(THE EXERCISE): Extract the entries in their exact form.

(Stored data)

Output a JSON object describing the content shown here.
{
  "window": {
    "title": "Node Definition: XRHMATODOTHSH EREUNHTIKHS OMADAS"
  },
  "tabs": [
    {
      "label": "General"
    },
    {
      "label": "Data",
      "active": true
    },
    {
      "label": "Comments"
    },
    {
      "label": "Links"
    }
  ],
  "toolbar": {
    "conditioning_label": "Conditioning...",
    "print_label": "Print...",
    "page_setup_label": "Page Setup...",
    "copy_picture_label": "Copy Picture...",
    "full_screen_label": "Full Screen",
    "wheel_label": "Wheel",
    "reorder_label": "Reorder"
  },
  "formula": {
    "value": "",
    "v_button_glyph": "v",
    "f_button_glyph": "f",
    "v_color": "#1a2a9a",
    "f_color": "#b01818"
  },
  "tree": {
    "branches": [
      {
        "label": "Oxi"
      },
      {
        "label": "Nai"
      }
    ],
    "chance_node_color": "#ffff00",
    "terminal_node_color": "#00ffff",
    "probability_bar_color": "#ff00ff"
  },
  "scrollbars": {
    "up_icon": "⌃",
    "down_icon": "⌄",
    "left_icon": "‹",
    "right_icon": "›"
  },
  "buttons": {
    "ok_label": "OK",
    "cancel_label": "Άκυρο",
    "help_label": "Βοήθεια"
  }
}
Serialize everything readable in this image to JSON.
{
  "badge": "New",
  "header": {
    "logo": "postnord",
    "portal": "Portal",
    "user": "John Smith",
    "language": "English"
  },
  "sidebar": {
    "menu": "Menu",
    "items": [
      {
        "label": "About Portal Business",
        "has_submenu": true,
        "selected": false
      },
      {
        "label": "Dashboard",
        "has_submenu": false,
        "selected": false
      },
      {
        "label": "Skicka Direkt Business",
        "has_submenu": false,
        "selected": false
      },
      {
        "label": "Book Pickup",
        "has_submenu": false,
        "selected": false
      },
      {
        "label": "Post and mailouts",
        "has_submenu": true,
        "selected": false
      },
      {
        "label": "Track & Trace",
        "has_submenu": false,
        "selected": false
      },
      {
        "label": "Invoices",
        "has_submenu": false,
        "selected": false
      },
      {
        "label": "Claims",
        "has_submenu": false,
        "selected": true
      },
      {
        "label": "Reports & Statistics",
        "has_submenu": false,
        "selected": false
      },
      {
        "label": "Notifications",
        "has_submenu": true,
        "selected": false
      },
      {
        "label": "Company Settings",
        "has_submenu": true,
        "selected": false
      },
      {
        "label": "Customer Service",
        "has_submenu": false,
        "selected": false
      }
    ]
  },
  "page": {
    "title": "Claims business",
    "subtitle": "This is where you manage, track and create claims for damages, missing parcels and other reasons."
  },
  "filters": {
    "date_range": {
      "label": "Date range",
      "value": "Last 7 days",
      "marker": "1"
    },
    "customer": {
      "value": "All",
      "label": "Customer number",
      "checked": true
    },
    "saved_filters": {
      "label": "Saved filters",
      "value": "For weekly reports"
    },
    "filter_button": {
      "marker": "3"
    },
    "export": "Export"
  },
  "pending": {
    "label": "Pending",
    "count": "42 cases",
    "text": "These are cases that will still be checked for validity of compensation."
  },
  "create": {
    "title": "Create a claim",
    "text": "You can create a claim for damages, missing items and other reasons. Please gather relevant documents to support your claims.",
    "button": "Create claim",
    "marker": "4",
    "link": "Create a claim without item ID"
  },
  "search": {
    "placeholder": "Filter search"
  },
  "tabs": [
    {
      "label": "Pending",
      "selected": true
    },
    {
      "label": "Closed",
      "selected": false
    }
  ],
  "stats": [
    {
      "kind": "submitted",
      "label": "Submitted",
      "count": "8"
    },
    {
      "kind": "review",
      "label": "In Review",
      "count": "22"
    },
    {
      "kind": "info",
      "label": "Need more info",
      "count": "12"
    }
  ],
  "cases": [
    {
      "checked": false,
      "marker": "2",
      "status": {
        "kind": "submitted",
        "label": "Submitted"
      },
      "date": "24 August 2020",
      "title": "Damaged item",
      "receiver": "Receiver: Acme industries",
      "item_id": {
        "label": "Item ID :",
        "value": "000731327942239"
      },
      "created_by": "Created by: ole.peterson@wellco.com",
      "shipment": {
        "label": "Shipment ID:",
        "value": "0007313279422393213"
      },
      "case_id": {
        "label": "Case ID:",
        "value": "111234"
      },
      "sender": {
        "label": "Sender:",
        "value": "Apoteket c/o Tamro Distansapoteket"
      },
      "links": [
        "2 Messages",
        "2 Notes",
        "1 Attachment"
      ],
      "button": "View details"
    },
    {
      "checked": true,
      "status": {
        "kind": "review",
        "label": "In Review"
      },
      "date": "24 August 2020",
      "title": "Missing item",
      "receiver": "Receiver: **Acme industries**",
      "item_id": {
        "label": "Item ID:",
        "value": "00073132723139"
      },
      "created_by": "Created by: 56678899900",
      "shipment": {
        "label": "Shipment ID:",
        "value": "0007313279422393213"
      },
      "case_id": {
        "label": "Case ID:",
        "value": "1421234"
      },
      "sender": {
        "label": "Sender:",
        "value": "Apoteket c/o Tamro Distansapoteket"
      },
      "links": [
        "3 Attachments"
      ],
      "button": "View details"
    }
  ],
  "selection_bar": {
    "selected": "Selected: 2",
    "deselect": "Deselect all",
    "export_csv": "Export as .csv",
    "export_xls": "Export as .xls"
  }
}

(SOLUTION FOR THIS EXERCISE):
Output a JSON object describing the content shown here.
{
  "window": {
    "title": "Node Definition: XRHMATODOTHSH EREUNHTIKHS OMADAS"
  },
  "tabs": [
    {
      "label": "General"
    },
    {
      "label": "Data",
      "active": true
    },
    {
      "label": "Comments"
    },
    {
      "label": "Links"
    }
  ],
  "toolbar": {
    "conditioning_label": "Conditioning...",
    "print_label": "Print...",
    "page_setup_label": "Page Setup...",
    "copy_picture_label": "Copy Picture...",
    "full_screen_label": "Full Screen",
    "wheel_label": "Wheel",
    "reorder_label": "Reorder"
  },
  "formula": {
    "value": "",
    "v_button_glyph": "v",
    "f_button_glyph": "f",
    "v_color": "#1a2a9a",
    "f_color": "#b01818"
  },
  "tree": {
    "branches": [
      {
        "label": "Oxi"
      },
      {
        "label": "Nai"
      }
    ],
    "chance_node_color": "#ffff00",
    "terminal_node_color": "#00ffff",
    "probability_bar_color": "#ff00ff"
  },
  "scrollbars": {
    "up_icon": "⌃",
    "down_icon": "⌄",
    "left_icon": "‹",
    "right_icon": "›"
  },
  "buttons": {
    "ok_label": "OK",
    "cancel_label": "Άκυρο",
    "help_label": "Βοήθεια"
  }
}
Serialize everything readable in this image to JSON.
{
  "badge": "New",
  "header": {
    "logo": "postnord",
    "portal": "Portal",
    "user": "John Smith",
    "language": "English"
  },
  "sidebar": {
    "menu": "Menu",
    "items": [
      {
        "label": "About Portal Business",
        "has_submenu": true,
        "selected": false
      },
      {
        "label": "Dashboard",
        "has_submenu": false,
        "selected": false
      },
      {
        "label": "Skicka Direkt Business",
        "has_submenu": false,
        "selected": false
      },
      {
        "label": "Book Pickup",
        "has_submenu": false,
        "selected": false
      },
      {
        "label": "Post and mailouts",
        "has_submenu": true,
        "selected": false
      },
      {
        "label": "Track & Trace",
        "has_submenu": false,
        "selected": false
      },
      {
        "label": "Invoices",
        "has_submenu": false,
        "selected": false
      },
      {
        "label": "Claims",
        "has_submenu": false,
        "selected": true
      },
      {
        "label": "Reports & Statistics",
        "has_submenu": false,
        "selected": false
      },
      {
        "label": "Notifications",
        "has_submenu": true,
        "selected": false
      },
      {
        "label": "Company Settings",
        "has_submenu": true,
        "selected": false
      },
      {
        "label": "Customer Service",
        "has_submenu": false,
        "selected": false
      }
    ]
  },
  "page": {
    "title": "Claims business",
    "subtitle": "This is where you manage, track and create claims for damages, missing parcels and other reasons."
  },
  "filters": {
    "date_range": {
      "label": "Date range",
      "value": "Last 7 days",
      "marker": "1"
    },
    "customer": {
      "value": "All",
      "label": "Customer number",
      "checked": true
    },
    "saved_filters": {
      "label": "Saved filters",
      "value": "For weekly reports"
    },
    "filter_button": {
      "marker": "3"
    },
    "export": "Export"
  },
  "pending": {
    "label": "Pending",
    "count": "42 cases",
    "text": "These are cases that will still be checked for validity of compensation."
  },
  "create": {
    "title": "Create a claim",
    "text": "You can create a claim for damages, missing items and other reasons. Please gather relevant documents to support your claims.",
    "button": "Create claim",
    "marker": "4",
    "link": "Create a claim without item ID"
  },
  "search": {
    "placeholder": "Filter search"
  },
  "tabs": [
    {
      "label": "Pending",
      "selected": true
    },
    {
      "label": "Closed",
      "selected": false
    }
  ],
  "stats": [
    {
      "kind": "submitted",
      "label": "Submitted",
      "count": "8"
    },
    {
      "kind": "review",
      "label": "In Review",
      "count": "22"
    },
    {
      "kind": "info",
      "label": "Need more info",
      "count": "12"
    }
  ],
  "cases": [
    {
      "checked": false,
      "marker": "2",
      "status": {
        "kind": "submitted",
        "label": "Submitted"
      },
      "date": "24 August 2020",
      "title": "Damaged item",
      "receiver": "Receiver: Acme industries",
      "item_id": {
        "label": "Item ID :",
        "value": "000731327942239"
      },
      "created_by": "Created by: ole.peterson@wellco.com",
      "shipment": {
        "label": "Shipment ID:",
        "value": "0007313279422393213"
      },
      "case_id": {
        "label": "Case ID:",
        "value": "111234"
      },
      "sender": {
        "label": "Sender:",
        "value": "Apoteket c/o Tamro Distansapoteket"
      },
      "links": [
        "2 Messages",
        "2 Notes",
        "1 Attachment"
      ],
      "button": "View details"
    },
    {
      "checked": true,
      "status": {
        "kind": "review",
        "label": "In Review"
      },
      "date": "24 August 2020",
      "title": "Missing item",
      "receiver": "Receiver: **Acme industries**",
      "item_id": {
        "label": "Item ID:",
        "value": "00073132723139"
      },
      "created_by": "Created by: 56678899900",
      "shipment": {
        "label": "Shipment ID:",
        "value": "0007313279422393213"
      },
      "case_id": {
        "label": "Case ID:",
        "value": "1421234"
      },
      "sender": {
        "label": "Sender:",
        "value": "Apoteket c/o Tamro Distansapoteket"
      },
      "links": [
        "3 Attachments"
      ],
      "button": "View details"
    }
  ],
  "selection_bar": {
    "selected": "Selected: 2",
    "deselect": "Deselect all",
    "export_csv": "Export as .csv",
    "export_xls": "Export as .xls"
  }
}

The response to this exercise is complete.